··· Entries

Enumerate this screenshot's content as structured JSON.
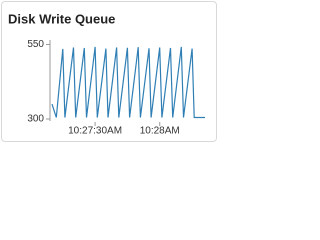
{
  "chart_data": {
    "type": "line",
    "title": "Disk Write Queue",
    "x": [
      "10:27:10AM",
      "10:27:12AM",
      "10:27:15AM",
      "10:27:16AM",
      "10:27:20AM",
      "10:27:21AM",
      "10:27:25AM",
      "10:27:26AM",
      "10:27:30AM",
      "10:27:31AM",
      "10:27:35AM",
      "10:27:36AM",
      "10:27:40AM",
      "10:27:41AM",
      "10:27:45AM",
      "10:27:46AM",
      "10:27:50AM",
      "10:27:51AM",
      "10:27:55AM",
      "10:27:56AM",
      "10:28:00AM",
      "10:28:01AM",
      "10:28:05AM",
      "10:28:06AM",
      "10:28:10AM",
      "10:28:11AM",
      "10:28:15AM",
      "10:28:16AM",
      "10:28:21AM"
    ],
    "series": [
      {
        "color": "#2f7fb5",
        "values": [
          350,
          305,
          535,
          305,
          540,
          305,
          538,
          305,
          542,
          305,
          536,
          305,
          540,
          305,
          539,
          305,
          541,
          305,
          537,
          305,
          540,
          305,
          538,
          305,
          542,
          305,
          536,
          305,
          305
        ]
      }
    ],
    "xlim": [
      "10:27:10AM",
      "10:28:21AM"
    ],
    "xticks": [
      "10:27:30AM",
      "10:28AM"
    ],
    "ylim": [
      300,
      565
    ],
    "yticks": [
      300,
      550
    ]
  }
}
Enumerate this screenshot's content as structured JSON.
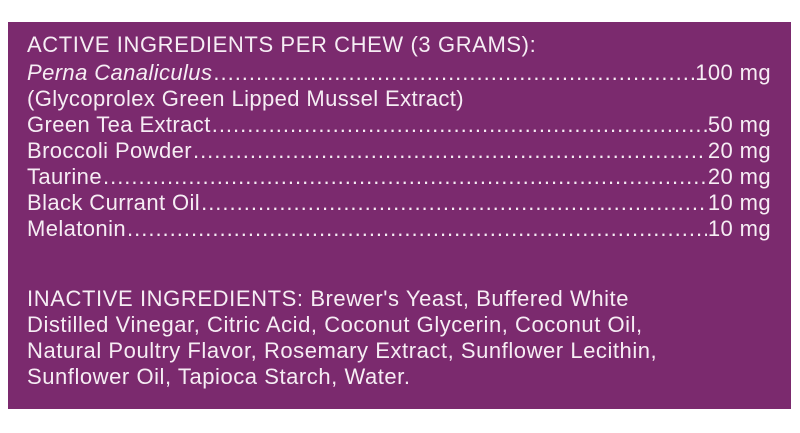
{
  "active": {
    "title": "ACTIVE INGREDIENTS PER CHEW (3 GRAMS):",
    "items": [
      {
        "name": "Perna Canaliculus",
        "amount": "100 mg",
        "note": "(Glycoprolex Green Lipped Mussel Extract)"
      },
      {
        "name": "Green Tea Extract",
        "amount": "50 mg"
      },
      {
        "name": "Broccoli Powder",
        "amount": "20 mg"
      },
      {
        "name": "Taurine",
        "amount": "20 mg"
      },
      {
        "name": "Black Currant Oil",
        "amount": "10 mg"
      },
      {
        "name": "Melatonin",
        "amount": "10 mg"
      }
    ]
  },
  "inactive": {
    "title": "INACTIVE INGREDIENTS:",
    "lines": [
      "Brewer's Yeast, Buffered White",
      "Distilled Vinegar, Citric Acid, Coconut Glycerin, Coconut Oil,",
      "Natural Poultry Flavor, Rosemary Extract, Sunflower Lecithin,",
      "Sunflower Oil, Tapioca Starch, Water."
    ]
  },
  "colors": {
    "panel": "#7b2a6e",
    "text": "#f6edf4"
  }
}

······
··· Entries

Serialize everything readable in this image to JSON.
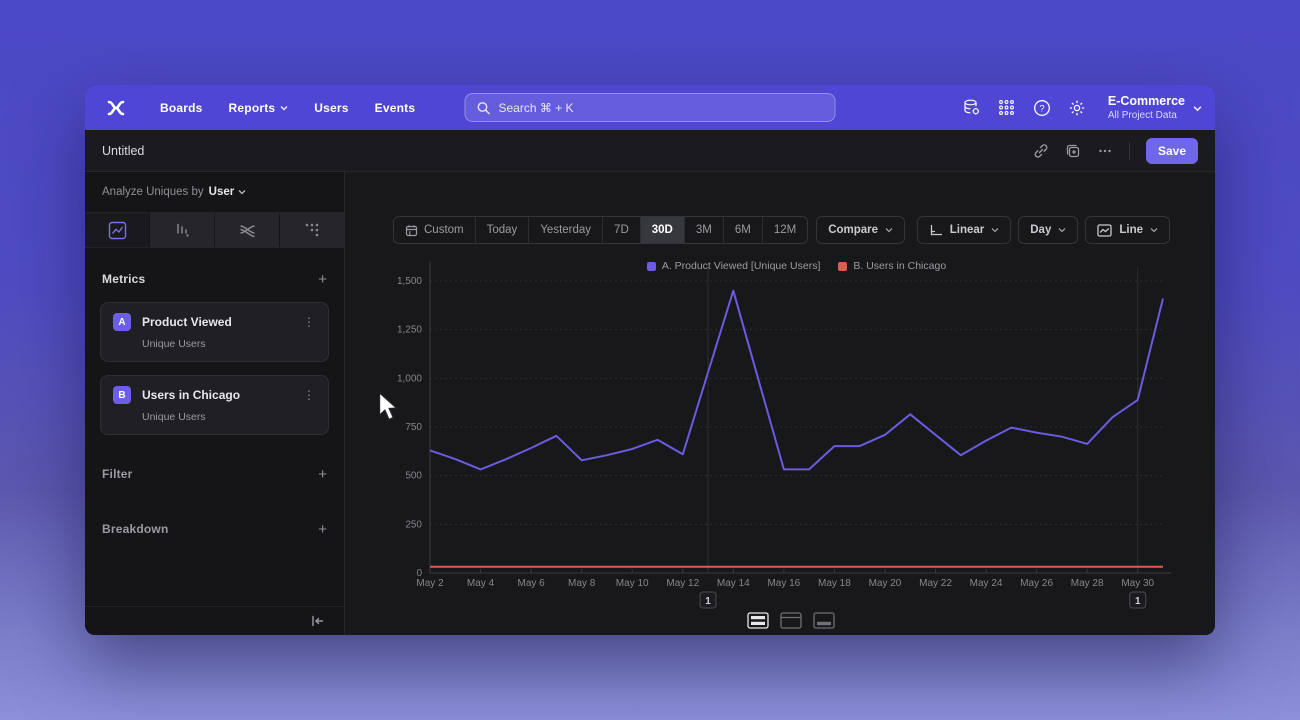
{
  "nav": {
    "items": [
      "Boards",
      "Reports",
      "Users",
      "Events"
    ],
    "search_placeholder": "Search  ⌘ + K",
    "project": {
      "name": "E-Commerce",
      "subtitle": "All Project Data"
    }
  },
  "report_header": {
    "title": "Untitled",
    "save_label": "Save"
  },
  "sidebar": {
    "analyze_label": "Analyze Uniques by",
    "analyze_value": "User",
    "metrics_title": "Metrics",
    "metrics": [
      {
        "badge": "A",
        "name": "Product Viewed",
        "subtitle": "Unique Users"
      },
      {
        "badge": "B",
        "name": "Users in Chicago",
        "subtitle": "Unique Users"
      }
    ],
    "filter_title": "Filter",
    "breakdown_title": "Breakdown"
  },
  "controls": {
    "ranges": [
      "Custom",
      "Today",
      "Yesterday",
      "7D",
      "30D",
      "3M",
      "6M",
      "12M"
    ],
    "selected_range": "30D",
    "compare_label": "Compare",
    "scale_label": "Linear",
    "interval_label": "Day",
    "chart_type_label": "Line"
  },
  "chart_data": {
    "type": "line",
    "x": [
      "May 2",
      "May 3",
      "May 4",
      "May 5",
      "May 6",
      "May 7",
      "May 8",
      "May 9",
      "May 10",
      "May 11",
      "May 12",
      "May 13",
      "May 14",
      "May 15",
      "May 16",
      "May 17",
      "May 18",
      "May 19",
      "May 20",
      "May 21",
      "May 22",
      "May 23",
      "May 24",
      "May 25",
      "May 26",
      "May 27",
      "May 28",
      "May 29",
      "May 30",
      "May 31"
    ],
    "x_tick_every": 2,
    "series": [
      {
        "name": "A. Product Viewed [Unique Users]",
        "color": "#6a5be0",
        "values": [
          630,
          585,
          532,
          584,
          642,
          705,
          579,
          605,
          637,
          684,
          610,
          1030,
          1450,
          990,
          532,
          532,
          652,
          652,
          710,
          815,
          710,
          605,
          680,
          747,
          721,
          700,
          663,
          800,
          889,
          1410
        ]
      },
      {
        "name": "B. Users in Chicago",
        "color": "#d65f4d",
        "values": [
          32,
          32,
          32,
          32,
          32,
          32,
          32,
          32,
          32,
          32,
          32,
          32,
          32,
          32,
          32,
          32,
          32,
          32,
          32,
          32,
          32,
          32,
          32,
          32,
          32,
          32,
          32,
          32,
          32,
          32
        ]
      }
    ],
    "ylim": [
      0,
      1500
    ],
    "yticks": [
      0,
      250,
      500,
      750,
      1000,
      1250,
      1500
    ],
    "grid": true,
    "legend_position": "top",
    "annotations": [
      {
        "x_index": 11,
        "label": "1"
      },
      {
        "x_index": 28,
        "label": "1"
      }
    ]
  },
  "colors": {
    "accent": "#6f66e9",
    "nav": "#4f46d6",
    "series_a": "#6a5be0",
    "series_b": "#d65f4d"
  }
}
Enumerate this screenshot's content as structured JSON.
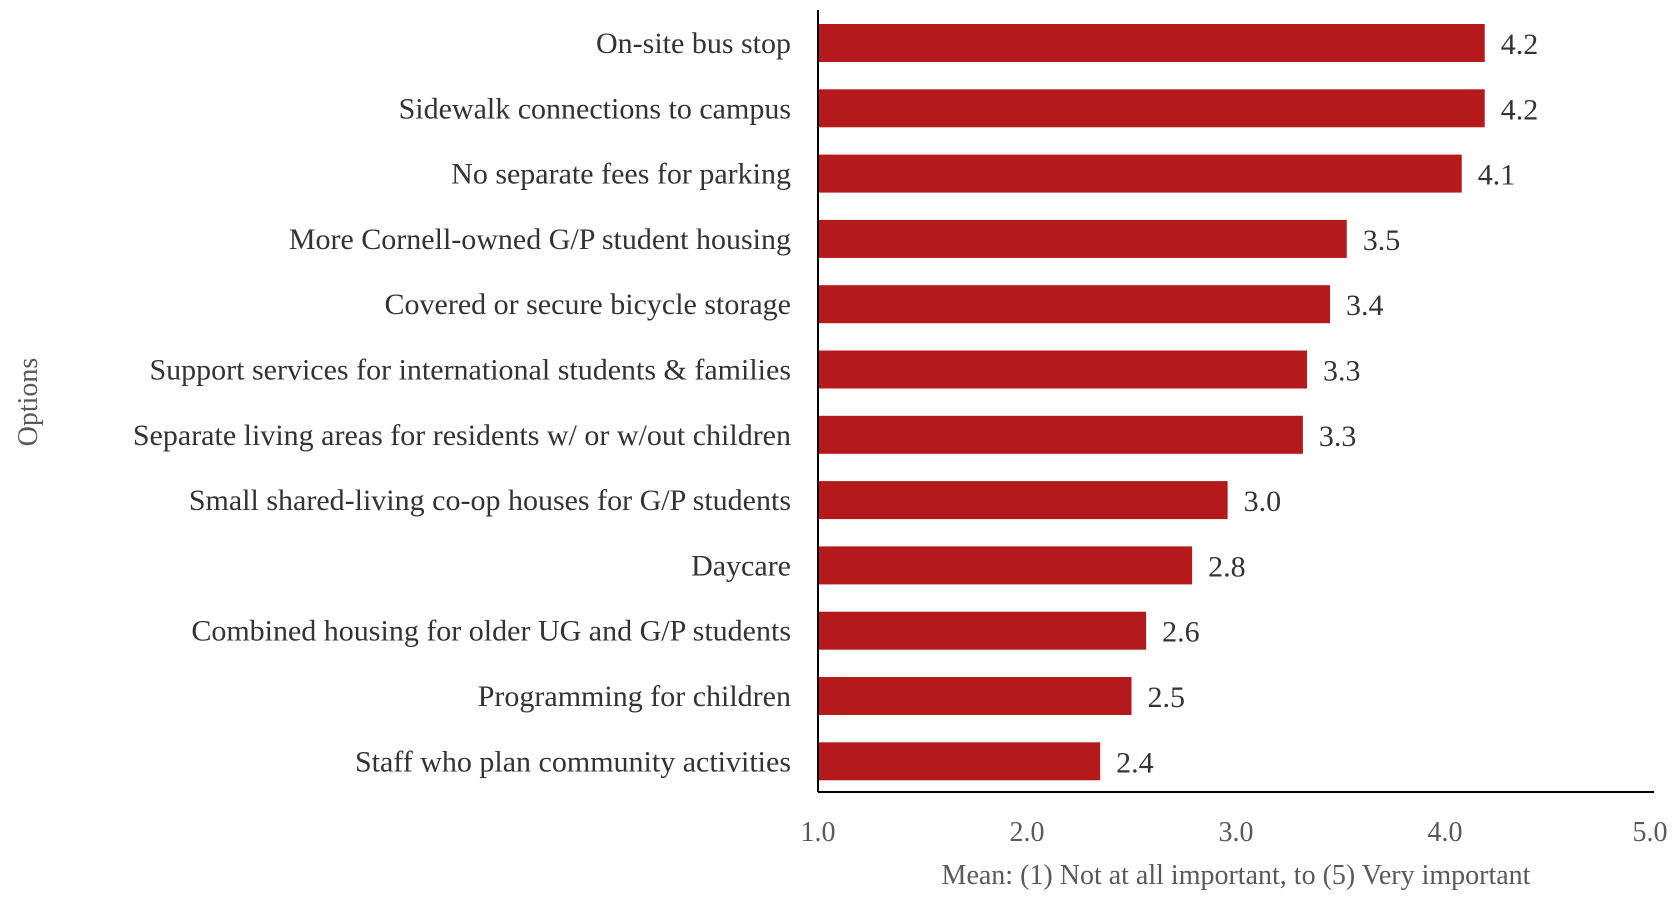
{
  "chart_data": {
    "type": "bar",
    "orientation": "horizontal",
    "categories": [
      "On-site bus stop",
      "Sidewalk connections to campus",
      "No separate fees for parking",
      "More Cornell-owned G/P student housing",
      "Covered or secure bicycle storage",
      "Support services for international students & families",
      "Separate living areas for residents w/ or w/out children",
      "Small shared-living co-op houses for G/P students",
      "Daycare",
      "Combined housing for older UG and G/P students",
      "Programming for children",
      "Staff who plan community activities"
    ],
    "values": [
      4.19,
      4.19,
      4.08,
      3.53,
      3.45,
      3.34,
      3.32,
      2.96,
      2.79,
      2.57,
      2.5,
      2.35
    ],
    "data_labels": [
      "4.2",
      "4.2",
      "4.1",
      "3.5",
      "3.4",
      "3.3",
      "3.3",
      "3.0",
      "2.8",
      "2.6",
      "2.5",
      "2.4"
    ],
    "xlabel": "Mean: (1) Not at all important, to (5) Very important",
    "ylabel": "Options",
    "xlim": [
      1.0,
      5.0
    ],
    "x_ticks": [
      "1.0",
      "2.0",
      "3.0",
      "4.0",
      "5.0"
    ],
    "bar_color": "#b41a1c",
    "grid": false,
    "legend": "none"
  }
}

······
··· Entries

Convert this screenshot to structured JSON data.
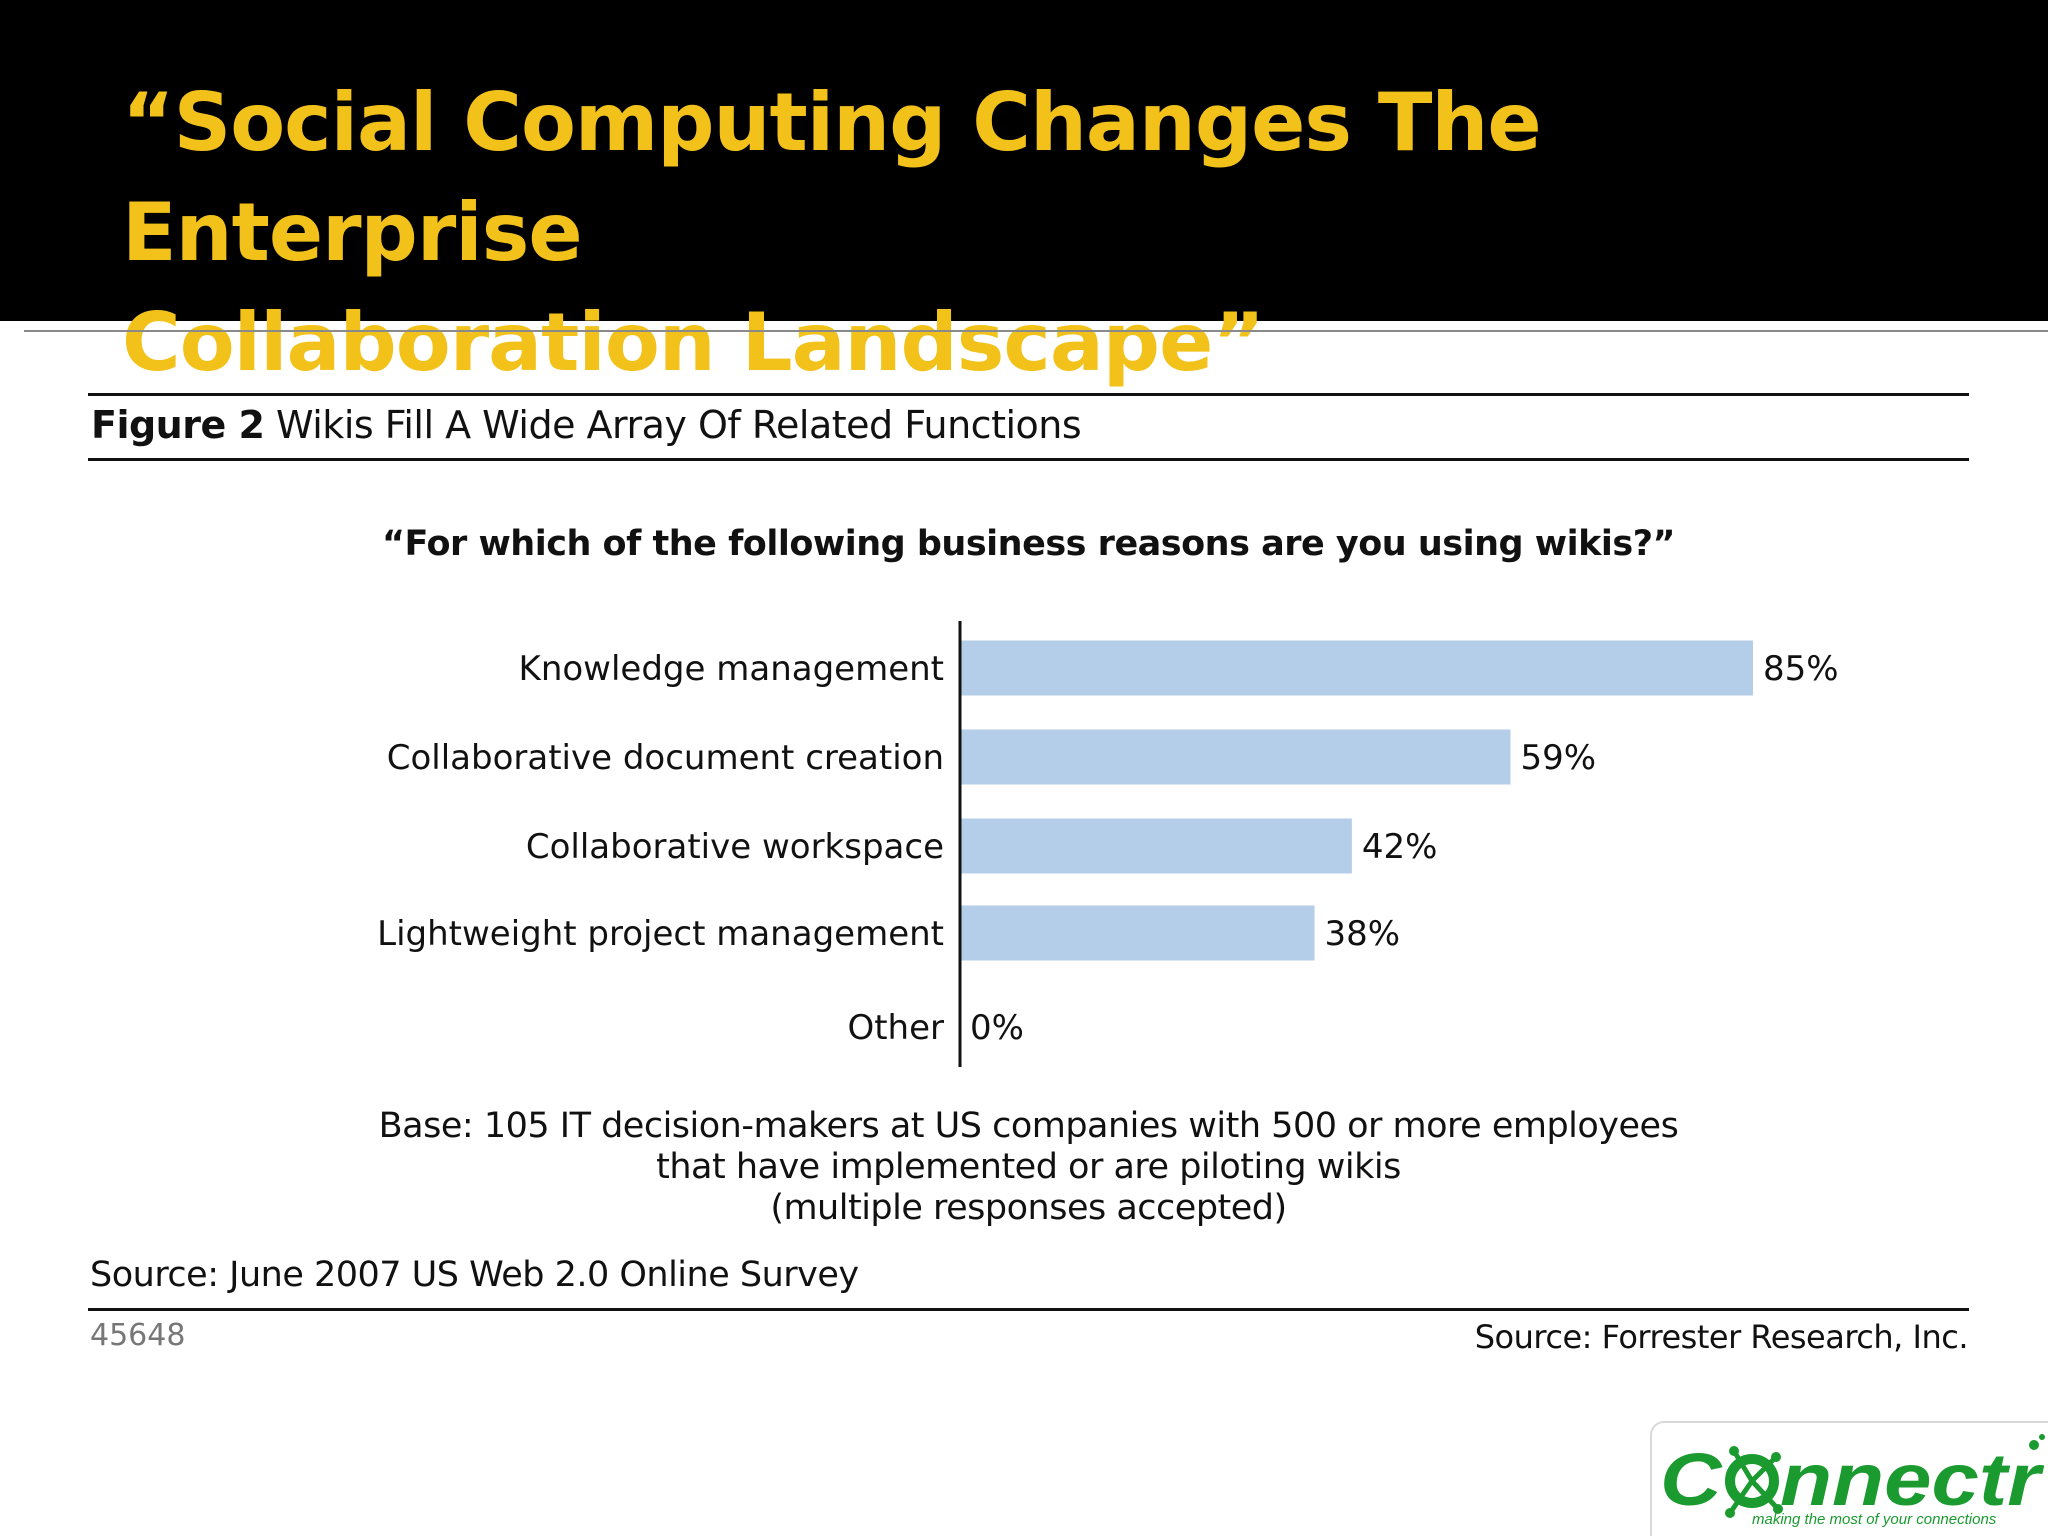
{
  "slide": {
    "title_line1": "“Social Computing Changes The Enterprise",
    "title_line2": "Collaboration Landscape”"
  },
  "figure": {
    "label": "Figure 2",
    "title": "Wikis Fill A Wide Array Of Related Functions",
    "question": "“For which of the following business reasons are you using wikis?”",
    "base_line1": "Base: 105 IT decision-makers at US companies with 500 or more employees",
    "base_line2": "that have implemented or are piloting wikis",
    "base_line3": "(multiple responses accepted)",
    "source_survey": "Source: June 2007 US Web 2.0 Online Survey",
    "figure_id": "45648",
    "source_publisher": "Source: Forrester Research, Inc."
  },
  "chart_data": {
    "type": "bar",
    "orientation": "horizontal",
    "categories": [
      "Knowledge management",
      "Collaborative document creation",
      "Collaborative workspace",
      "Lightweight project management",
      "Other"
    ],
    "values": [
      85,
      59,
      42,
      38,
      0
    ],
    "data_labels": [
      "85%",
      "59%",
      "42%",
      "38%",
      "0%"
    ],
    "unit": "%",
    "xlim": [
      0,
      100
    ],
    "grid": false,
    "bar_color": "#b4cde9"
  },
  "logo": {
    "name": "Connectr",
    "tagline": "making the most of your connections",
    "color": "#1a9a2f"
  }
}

······

— Do this —
List all lines above in which the string "Viewed" appears.

— Answer to the exercise —
        "name": "Product Viewed",
        "name": "A. Product Viewed [Unique Users]",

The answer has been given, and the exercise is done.